» **LISTA DE TAREFAS**
1. Segundo Paulo Suess no trecho, sobre quais temas há um grande consenso? Liste todos.
2. Indique se cada afirmação concorda com o trecho, respondendo sim ou não e citando as palavras do texto que decidem:
(a) Paulo Suess chegou à Amazônia em 1966.
(b) Paulo Suess trabalhou vinte anos em diferentes regiões.
(c) A imagem em que o papa abraça uma mulher negra brasileira apareceu como capa do L'Osservatore Romano.
3. Resuma o trecho em duas frases.

» **TRECHO**
Paulo Suess – Essa abertura, em que se pode falar de tudo, em que há um grande consenso sobre os novos caminhos, sobre a descentralização, sobre a ministerialidade, sobre o rosto amazônico. Eu cheguei na Amazônia em 1966, trabalhei dez anos em diferentes regiões, depois trabalhei com a questão indígena. Por isso, a questão do rosto amazônico é bálsamo para minha alma. Bálsamo no sentido de que vai ao encontro do que nós sempre defendemos. Assumir para redimir, isso está em Puebla N. 400. É preciso assumir essas culturas, assumir o rosto e sua diversidade e depois vamos falar em redenção.
IHU On-Line – O papa Francisco, inclusive, tenta trazer imagens para mostrar que está muito perto do povo. Tem uma imagem, que até apareceu como capa do L'Osservatore Romano, em que ele abraça uma mulher negra brasileira que está participando da assembleia. Também apareceu tomando chimarrão e em fotos com todas as pessoas. Como isso influencia aqueles que estão participando da assembleia?

» **MATERIAL EXTRAÍDO**
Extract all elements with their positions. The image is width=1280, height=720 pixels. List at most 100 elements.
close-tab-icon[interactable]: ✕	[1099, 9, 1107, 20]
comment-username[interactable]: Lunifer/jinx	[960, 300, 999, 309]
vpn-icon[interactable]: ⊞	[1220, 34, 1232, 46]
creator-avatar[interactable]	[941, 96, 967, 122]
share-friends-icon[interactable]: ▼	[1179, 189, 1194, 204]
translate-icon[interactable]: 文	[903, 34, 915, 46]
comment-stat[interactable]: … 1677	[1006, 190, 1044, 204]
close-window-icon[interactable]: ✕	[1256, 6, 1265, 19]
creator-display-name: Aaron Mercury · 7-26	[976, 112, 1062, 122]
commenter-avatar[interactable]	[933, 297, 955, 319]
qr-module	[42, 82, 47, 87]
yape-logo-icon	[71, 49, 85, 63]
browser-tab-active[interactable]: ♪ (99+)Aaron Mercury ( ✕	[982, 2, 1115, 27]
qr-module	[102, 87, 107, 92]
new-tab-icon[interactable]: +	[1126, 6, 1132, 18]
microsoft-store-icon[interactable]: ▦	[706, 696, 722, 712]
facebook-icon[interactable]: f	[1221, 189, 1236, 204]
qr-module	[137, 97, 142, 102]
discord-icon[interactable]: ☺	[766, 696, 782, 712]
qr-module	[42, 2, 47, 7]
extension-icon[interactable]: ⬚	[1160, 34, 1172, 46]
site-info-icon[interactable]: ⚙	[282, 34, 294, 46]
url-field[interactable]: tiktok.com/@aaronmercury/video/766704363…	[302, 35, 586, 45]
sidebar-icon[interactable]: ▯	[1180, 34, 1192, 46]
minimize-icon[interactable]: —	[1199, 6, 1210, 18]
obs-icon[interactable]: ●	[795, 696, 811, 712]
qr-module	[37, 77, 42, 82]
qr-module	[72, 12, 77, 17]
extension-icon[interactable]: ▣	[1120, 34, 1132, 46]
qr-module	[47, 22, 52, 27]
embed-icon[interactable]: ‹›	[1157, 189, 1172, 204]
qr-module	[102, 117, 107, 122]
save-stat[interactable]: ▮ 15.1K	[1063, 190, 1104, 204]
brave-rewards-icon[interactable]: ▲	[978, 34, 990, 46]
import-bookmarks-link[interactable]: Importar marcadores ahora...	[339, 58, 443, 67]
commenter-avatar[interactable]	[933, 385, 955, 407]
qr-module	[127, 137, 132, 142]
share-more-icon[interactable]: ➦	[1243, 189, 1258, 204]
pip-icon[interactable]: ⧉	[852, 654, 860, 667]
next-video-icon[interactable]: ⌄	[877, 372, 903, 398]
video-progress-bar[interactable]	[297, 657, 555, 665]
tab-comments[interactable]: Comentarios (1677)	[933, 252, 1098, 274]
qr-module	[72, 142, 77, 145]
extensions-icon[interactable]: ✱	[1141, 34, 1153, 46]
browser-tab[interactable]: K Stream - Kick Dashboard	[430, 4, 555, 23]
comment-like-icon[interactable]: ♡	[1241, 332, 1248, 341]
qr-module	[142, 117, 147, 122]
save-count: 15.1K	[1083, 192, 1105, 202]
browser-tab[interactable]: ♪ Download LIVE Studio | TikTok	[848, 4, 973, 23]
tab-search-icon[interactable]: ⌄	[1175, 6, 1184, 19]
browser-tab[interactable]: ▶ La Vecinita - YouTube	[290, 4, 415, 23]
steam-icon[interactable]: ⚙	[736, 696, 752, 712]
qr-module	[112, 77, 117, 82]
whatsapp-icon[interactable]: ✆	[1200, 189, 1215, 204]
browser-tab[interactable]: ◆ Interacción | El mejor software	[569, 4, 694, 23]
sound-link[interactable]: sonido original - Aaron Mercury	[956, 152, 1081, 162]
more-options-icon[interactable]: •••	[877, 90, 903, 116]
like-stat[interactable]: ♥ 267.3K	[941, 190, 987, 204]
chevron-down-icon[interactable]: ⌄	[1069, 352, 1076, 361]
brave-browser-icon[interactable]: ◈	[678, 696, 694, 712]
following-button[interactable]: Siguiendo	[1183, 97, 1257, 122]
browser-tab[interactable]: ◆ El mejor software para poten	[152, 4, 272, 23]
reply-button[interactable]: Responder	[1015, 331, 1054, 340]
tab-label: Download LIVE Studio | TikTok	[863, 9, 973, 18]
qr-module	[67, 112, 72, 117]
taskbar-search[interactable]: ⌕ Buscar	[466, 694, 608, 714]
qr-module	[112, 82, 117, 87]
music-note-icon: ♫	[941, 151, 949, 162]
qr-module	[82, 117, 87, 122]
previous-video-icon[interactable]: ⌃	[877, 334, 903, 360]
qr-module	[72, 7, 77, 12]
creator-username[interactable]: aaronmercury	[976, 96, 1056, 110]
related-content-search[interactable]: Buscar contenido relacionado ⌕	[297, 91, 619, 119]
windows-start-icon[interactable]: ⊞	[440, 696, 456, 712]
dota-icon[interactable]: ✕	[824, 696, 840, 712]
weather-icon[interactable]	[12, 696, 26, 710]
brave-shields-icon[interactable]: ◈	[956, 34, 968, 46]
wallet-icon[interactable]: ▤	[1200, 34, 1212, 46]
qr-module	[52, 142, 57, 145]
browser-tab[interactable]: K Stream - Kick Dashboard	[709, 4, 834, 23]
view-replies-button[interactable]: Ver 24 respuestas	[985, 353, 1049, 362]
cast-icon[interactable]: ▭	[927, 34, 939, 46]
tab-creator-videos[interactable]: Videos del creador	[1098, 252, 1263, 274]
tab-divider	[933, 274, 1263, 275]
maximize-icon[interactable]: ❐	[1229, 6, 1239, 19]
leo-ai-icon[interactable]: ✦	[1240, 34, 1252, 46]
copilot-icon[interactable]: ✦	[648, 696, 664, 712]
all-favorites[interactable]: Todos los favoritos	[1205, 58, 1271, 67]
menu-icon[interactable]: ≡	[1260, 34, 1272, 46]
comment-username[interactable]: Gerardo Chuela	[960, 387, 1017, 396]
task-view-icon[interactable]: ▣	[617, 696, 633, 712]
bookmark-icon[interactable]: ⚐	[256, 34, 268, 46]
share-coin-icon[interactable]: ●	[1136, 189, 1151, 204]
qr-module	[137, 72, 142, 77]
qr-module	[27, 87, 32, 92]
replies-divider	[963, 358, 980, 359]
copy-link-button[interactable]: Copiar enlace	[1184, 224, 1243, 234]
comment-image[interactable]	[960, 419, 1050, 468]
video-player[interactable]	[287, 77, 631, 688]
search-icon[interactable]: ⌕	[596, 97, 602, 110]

» **RESPOSTAS DO EXERCÍCIO**
1.
- os novos caminhos
- a descentralização
- a ministerialidade
- o rosto amazônico

2.
(a) Sim: "Eu cheguei na Amazônia em 1966"
(b) Não: "trabalhei dez anos em diferentes regiões"
(c) Sim: "que até apareceu como capa do L'Osservatore Romano, em que ele abraça uma mulher negra brasileira"

3. Paulo Suess destaca a abertura e o grande consenso sobre os novos caminhos, a descentralização, a ministerialidade e o rosto amazônico. Para ele, que chegou à Amazônia em 1966 e trabalhou com a questão indígena, o rosto amazônico é bálsamo para a alma, e a IHU On-Line pergunta como as imagens do papa Francisco perto do povo influenciam os participantes da assembleia.